● DOCUMENT TEXT:
On the Prediction of Upwelling Events at the Colombian Caribbean Coasts from Modis-SST Imagery

Sensors (Basel). 2019 Jun 27;19(13):2861. doi: 10.3390/s19132861.

Abstract

The upwelling cores on the Caribbean Colombian coasts are mainly located at the Peninsula de la Guajira and Cabo de la Aguja. We used monthly averaged Moderate Resolution Imaging Spectroradiometer (MODIS) sea surface temperature as the only information to build up a prediction model for the upwelling events. This comprised two steps: (i) the reduction of the complexity by means of the Karhunen-Loève transform and (ii) a prediction model of time series. Two prediction models were considered: (a) a parametric autoregressive-moving average (ARMA) time series from the Box-Jenkins methodology and (b) a harmonic synthesis model. The harmonic synthesis also comprised of two steps: the maximum entropy spectral analysis and a least-squares harmonic analysis on the set of frequencies. The parametric ARMA time series model failed at the time of prediction with a very narrow range, and it was quite difficult to apply. The harmonic synthesis allowed prediction with a horizon of six months with a correlation of about 0.80. The results can be summarized using the time series of the weights of the different oscillation modes, their spatial structures with the nodal lines, and a high confidence model with a horizon of prediction of about four months.

Keywords: Colombian Caribbean; MODIS-SST; prediction model; upwelling.

● TO DO:
**1.** Decide whether each statement agrees with the upwelling prediction abstract above: (a) the ARMA model allowed prediction with a horizon of six months; (b) monthly averaged MODIS sea surface temperature was the only information used to build the prediction model; (c) the upwelling cores on the Caribbean Colombian coasts are mainly located at the Peninsula de la Guajira and Cabo de la Aguja. For each, answer yes or no and quote the deciding words.
**2.** Reproduce word for word the part of the upwelling prediction abstract above that opens with the words containing "On the Prediction" and closes with "27;19(13):2861. doi: 10.3390/s19132861.".
The data that follow are separate material, unrelated to the abstract above.

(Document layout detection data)
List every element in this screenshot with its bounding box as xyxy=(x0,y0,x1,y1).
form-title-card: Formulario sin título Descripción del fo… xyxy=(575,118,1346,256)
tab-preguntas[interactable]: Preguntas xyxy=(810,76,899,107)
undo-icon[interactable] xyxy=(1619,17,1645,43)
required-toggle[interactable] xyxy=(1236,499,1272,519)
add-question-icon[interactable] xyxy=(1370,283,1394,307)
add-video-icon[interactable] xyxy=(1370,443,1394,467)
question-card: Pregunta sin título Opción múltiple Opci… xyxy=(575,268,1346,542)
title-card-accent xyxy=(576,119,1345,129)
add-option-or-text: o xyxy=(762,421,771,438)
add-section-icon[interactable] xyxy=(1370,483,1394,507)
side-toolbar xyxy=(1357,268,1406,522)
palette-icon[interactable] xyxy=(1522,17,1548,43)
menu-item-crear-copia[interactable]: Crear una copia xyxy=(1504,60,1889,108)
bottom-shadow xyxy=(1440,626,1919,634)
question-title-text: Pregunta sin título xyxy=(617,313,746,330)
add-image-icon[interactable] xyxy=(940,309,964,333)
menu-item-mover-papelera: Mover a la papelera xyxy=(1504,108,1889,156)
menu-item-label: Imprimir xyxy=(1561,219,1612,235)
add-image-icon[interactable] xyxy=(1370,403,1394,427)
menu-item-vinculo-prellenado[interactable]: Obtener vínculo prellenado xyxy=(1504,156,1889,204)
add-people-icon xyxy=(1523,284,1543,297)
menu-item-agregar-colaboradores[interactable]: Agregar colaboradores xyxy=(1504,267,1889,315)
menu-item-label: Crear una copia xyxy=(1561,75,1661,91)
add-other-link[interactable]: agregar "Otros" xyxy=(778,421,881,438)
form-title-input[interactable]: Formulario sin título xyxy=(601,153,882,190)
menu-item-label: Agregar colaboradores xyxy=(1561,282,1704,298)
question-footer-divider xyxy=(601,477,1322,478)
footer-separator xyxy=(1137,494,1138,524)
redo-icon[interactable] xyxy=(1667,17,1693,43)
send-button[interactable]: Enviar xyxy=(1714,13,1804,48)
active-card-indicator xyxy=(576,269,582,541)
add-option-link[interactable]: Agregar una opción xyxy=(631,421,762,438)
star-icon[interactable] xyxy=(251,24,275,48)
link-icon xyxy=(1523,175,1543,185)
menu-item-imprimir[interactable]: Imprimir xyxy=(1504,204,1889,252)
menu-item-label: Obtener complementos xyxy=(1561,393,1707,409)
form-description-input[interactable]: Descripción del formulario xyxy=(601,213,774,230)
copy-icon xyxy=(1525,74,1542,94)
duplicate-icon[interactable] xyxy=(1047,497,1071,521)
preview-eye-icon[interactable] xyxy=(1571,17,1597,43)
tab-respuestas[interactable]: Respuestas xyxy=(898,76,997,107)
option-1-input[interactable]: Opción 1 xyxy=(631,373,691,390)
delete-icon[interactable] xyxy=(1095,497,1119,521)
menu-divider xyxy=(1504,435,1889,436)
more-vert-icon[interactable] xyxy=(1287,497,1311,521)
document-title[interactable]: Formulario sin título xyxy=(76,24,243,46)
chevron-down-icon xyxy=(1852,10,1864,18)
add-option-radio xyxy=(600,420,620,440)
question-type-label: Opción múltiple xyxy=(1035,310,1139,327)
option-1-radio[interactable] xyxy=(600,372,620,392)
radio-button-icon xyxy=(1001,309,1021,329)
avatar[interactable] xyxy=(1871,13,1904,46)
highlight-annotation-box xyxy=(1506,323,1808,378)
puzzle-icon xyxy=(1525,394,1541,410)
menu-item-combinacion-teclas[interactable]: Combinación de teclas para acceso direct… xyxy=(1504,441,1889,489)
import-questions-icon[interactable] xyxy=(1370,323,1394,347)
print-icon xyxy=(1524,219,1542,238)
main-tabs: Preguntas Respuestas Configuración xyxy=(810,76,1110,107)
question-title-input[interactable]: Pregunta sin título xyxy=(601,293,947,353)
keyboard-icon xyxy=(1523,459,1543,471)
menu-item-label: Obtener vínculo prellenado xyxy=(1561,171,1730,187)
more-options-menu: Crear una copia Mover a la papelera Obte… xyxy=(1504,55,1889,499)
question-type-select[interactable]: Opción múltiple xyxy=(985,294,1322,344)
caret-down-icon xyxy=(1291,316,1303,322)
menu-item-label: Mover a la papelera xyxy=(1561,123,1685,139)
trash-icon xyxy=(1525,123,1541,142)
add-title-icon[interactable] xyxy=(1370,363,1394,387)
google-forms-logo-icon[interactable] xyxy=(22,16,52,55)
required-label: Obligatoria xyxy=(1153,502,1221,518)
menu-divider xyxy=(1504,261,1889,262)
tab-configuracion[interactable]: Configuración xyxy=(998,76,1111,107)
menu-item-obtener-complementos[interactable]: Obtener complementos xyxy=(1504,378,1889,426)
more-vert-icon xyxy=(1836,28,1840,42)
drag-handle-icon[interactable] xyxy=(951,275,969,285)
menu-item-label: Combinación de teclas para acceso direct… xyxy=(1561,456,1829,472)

● ANSWER SECTION:
**1.**
(a) No: "The parametric ARMA time series model failed at the time of prediction with a very narrow range" and "The harmonic synthesis allowed prediction with a horizon of six months with a correlation of about 0.80."
(b) Yes: "We used monthly averaged Moderate Resolution Imaging Spectroradiometer (MODIS) sea surface temperature as the only information to build up a prediction model for the upwelling events."
(c) Yes: "The upwelling cores on the Caribbean Colombian coasts are mainly located at the Peninsula de la Guajira and Cabo de la Aguja."

**2.**
On the Prediction of Upwelling Events at the Colombian Caribbean Coasts from Modis-SST Imagery

Sensors (Basel). 2019 Jun 27;19(13):2861. doi: 10.3390/s19132861.